> _Request_: Scan the data below for the string "tråder". Show every line where it turns up.

━━━━━━━━━━━━━━━━

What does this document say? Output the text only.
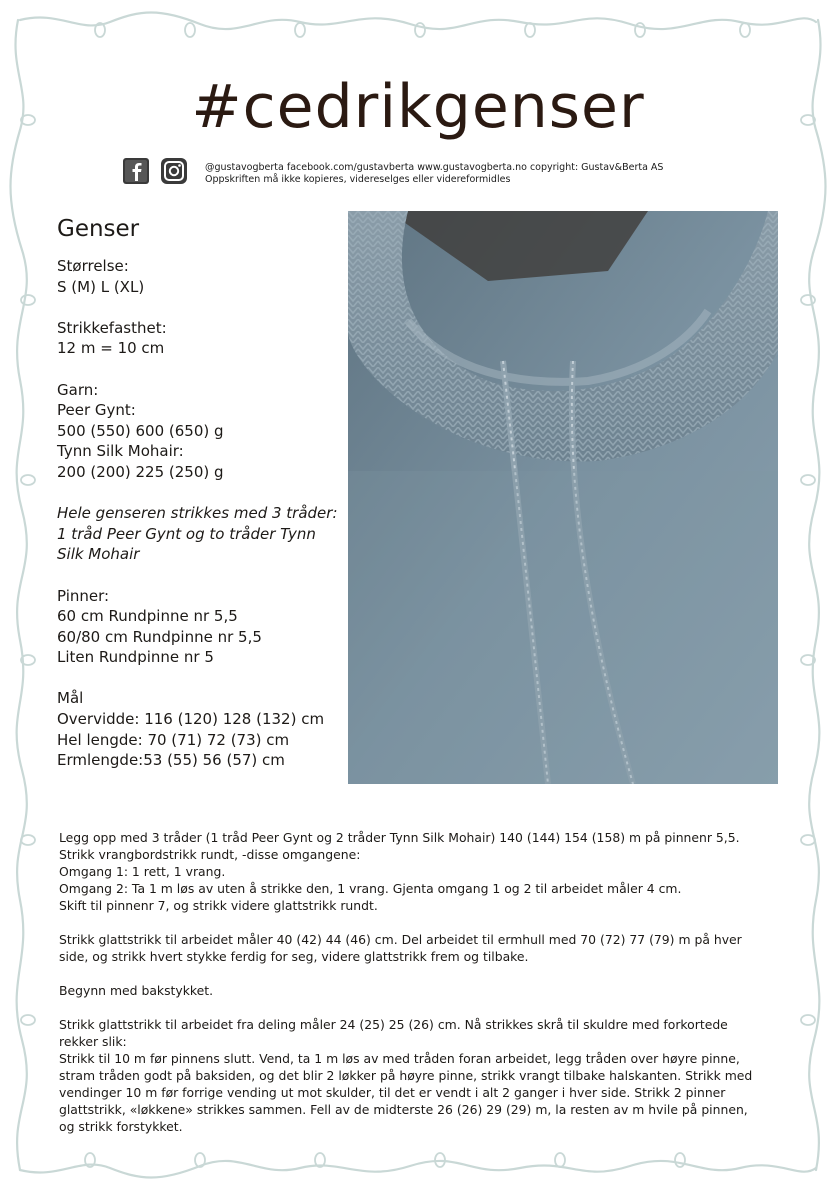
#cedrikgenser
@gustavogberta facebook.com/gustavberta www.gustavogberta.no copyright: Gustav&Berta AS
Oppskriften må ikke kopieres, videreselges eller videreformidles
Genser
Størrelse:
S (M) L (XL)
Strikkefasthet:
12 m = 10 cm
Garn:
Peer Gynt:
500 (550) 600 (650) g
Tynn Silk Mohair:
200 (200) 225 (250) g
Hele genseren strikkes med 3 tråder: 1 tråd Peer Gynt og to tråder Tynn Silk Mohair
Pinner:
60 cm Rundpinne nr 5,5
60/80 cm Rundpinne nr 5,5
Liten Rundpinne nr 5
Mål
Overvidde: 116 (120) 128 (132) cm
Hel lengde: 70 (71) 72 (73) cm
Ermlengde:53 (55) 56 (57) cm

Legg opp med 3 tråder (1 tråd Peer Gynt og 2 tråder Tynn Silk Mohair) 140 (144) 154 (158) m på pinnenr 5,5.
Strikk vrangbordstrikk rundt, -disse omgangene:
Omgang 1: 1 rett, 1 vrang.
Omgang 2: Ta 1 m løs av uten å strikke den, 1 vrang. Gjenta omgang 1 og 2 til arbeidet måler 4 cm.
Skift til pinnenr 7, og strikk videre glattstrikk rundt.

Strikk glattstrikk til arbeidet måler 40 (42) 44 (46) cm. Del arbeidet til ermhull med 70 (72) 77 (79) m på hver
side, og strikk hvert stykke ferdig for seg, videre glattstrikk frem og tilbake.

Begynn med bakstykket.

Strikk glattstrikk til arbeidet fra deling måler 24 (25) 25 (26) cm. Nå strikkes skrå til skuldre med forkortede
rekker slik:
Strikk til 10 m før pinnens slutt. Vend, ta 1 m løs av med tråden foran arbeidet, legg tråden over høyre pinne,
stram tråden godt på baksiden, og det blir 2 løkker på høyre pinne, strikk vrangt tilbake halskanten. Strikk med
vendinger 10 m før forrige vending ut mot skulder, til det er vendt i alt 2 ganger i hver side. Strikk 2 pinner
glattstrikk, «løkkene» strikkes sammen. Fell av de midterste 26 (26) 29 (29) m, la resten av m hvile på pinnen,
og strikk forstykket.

━━━━━━━━━━━━━━━━

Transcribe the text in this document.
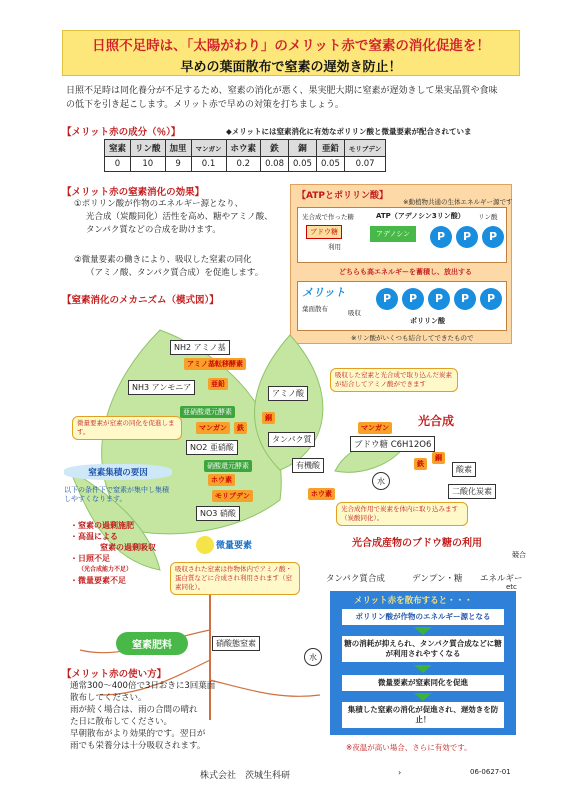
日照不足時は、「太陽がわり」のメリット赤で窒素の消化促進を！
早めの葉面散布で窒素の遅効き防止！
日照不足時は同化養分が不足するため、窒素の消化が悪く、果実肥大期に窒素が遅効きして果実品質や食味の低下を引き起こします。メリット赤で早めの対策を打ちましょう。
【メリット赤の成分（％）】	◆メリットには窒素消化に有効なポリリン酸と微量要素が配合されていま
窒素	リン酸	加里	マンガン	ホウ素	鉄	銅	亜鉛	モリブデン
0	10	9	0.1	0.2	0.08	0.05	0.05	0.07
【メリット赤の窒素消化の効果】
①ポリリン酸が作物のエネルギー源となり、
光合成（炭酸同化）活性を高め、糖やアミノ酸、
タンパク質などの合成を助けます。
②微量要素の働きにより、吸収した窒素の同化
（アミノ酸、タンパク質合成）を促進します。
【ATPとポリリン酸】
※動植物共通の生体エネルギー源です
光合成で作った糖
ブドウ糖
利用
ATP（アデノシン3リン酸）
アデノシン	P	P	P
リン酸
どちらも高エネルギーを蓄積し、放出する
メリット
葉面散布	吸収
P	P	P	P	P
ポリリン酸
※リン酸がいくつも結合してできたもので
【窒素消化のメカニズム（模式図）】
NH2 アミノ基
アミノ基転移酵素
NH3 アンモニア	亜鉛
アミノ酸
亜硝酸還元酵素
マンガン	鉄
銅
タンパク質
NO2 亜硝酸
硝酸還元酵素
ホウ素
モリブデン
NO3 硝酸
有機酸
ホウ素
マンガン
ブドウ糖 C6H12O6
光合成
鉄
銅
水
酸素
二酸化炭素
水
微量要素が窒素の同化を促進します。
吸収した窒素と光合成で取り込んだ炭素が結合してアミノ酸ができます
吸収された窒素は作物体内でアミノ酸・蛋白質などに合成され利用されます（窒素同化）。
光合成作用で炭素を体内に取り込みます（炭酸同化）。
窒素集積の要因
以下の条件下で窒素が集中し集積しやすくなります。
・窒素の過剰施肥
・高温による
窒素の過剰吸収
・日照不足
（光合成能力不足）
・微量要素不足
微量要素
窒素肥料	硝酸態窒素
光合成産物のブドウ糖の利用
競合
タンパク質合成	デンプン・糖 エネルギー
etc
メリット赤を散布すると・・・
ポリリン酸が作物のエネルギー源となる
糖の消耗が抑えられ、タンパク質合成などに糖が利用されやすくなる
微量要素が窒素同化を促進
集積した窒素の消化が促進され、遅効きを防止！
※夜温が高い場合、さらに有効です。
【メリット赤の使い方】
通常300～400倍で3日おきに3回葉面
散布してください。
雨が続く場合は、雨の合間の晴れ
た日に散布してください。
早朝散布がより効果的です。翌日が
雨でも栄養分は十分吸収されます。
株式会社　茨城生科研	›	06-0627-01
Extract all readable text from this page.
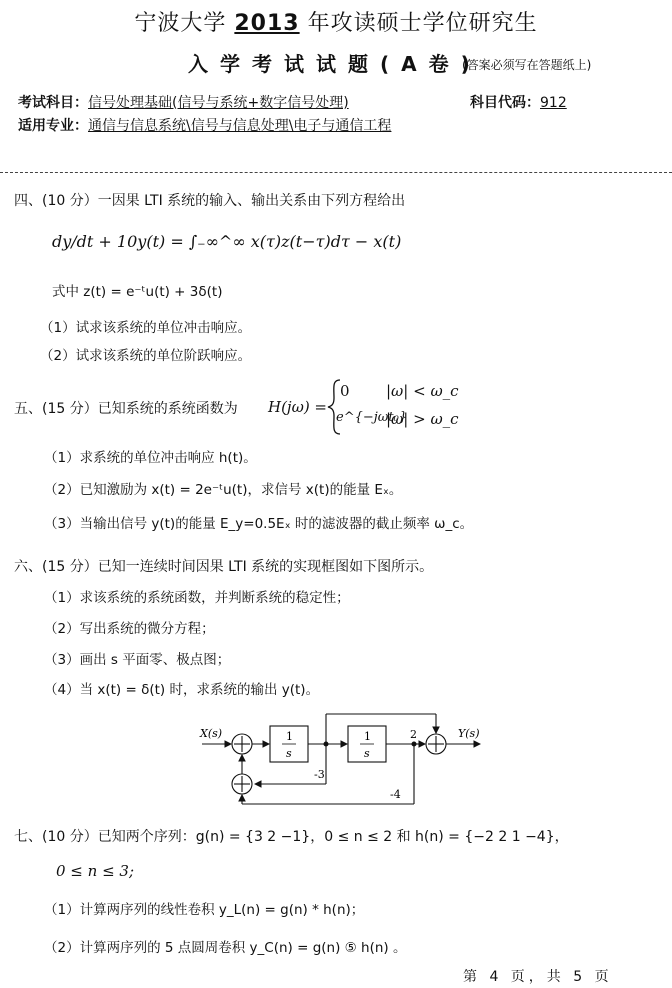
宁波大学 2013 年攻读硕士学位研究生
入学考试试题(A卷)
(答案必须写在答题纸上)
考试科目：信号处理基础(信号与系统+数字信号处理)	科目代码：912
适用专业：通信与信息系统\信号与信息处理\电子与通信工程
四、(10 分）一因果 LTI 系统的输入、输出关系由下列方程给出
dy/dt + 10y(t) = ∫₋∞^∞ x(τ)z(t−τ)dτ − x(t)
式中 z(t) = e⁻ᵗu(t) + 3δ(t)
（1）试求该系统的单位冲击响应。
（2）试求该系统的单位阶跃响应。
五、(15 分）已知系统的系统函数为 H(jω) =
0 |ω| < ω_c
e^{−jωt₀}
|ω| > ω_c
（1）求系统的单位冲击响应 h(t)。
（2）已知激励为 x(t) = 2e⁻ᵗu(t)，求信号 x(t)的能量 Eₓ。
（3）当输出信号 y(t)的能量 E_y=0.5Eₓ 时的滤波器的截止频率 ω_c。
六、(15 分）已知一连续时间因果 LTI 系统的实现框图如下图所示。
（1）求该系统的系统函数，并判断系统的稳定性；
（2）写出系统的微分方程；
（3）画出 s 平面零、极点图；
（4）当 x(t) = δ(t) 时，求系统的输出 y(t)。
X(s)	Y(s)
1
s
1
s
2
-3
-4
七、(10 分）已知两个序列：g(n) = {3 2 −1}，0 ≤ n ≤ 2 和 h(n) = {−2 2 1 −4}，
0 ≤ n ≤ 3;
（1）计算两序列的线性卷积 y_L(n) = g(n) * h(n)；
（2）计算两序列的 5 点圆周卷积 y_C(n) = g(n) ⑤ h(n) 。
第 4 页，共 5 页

━━━━━━━━━━━━━━━━

> _The completed task_:
Hele genseren strikkes med 3 tråder: 1 tråd Peer Gynt og to tråder Tynn Silk Mohair
Legg opp med 3 tråder (1 tråd Peer Gynt og 2 tråder Tynn Silk Mohair) 140 (144) 154 (158) m på pinnenr 5,5.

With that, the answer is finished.